* [What the task asks]:
Every record here needs to be written out again exactly.

* [Data records]:

◇ ◇ ◇ ◇

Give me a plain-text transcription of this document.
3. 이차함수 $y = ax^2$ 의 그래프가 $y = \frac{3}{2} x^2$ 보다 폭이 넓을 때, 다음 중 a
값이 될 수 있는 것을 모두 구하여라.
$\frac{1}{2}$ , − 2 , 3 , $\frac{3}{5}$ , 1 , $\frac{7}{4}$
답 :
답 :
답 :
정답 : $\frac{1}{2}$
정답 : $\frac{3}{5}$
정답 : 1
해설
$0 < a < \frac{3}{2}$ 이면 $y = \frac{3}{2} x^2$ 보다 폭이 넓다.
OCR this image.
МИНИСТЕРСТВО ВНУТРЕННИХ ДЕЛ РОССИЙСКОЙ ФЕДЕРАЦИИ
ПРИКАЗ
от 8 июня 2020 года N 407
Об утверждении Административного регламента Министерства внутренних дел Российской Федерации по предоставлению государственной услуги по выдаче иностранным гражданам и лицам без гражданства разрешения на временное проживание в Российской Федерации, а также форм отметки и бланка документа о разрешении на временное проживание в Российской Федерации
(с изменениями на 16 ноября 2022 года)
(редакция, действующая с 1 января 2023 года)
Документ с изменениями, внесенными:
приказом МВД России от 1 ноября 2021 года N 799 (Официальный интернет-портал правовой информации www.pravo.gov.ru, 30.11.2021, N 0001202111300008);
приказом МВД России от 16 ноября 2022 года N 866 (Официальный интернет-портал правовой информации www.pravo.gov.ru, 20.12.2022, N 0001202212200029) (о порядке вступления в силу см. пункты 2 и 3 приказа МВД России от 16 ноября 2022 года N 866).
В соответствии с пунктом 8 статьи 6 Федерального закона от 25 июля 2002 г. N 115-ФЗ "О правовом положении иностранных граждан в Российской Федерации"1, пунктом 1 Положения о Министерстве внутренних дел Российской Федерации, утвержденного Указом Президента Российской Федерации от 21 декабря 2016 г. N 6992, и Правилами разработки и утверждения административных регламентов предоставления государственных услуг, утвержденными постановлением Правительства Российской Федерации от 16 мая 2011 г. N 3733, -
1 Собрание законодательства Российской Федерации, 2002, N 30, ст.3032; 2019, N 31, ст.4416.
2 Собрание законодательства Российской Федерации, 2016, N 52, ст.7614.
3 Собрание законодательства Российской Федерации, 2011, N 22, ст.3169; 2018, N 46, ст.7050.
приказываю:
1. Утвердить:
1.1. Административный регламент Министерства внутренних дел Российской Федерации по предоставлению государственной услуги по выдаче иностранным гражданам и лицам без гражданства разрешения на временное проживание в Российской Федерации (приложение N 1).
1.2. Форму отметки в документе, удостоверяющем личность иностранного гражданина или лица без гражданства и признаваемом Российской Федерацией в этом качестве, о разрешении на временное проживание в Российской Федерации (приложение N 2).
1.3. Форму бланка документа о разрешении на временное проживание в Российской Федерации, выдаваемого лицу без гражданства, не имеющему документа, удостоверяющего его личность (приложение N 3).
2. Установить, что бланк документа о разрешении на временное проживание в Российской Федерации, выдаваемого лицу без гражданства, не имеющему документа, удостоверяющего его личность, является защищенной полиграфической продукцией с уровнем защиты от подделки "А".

◇ ◇ ◇ ◇

* [Written solution]:
Give me a plain-text transcription of this document.
3. 이차함수 $y = ax^2$ 의 그래프가 $y = \frac{3}{2} x^2$ 보다 폭이 넓을 때, 다음 중 a
값이 될 수 있는 것을 모두 구하여라.
$\frac{1}{2}$ , − 2 , 3 , $\frac{3}{5}$ , 1 , $\frac{7}{4}$
답 :
답 :
답 :
정답 : $\frac{1}{2}$
정답 : $\frac{3}{5}$
정답 : 1
해설
$0 < a < \frac{3}{2}$ 이면 $y = \frac{3}{2} x^2$ 보다 폭이 넓다.
OCR this image.
МИНИСТЕРСТВО ВНУТРЕННИХ ДЕЛ РОССИЙСКОЙ ФЕДЕРАЦИИ
ПРИКАЗ
от 8 июня 2020 года N 407
Об утверждении Административного регламента Министерства внутренних дел Российской Федерации по предоставлению государственной услуги по выдаче иностранным гражданам и лицам без гражданства разрешения на временное проживание в Российской Федерации, а также форм отметки и бланка документа о разрешении на временное проживание в Российской Федерации
(с изменениями на 16 ноября 2022 года)
(редакция, действующая с 1 января 2023 года)
Документ с изменениями, внесенными:
приказом МВД России от 1 ноября 2021 года N 799 (Официальный интернет-портал правовой информации www.pravo.gov.ru, 30.11.2021, N 0001202111300008);
приказом МВД России от 16 ноября 2022 года N 866 (Официальный интернет-портал правовой информации www.pravo.gov.ru, 20.12.2022, N 0001202212200029) (о порядке вступления в силу см. пункты 2 и 3 приказа МВД России от 16 ноября 2022 года N 866).
В соответствии с пунктом 8 статьи 6 Федерального закона от 25 июля 2002 г. N 115-ФЗ "О правовом положении иностранных граждан в Российской Федерации"1, пунктом 1 Положения о Министерстве внутренних дел Российской Федерации, утвержденного Указом Президента Российской Федерации от 21 декабря 2016 г. N 6992, и Правилами разработки и утверждения административных регламентов предоставления государственных услуг, утвержденными постановлением Правительства Российской Федерации от 16 мая 2011 г. N 3733, -
1 Собрание законодательства Российской Федерации, 2002, N 30, ст.3032; 2019, N 31, ст.4416.
2 Собрание законодательства Российской Федерации, 2016, N 52, ст.7614.
3 Собрание законодательства Российской Федерации, 2011, N 22, ст.3169; 2018, N 46, ст.7050.
приказываю:
1. Утвердить:
1.1. Административный регламент Министерства внутренних дел Российской Федерации по предоставлению государственной услуги по выдаче иностранным гражданам и лицам без гражданства разрешения на временное проживание в Российской Федерации (приложение N 1).
1.2. Форму отметки в документе, удостоверяющем личность иностранного гражданина или лица без гражданства и признаваемом Российской Федерацией в этом качестве, о разрешении на временное проживание в Российской Федерации (приложение N 2).
1.3. Форму бланка документа о разрешении на временное проживание в Российской Федерации, выдаваемого лицу без гражданства, не имеющему документа, удостоверяющего его личность (приложение N 3).
2. Установить, что бланк документа о разрешении на временное проживание в Российской Федерации, выдаваемого лицу без гражданства, не имеющему документа, удостоверяющего его личность, является защищенной полиграфической продукцией с уровнем защиты от подделки "А".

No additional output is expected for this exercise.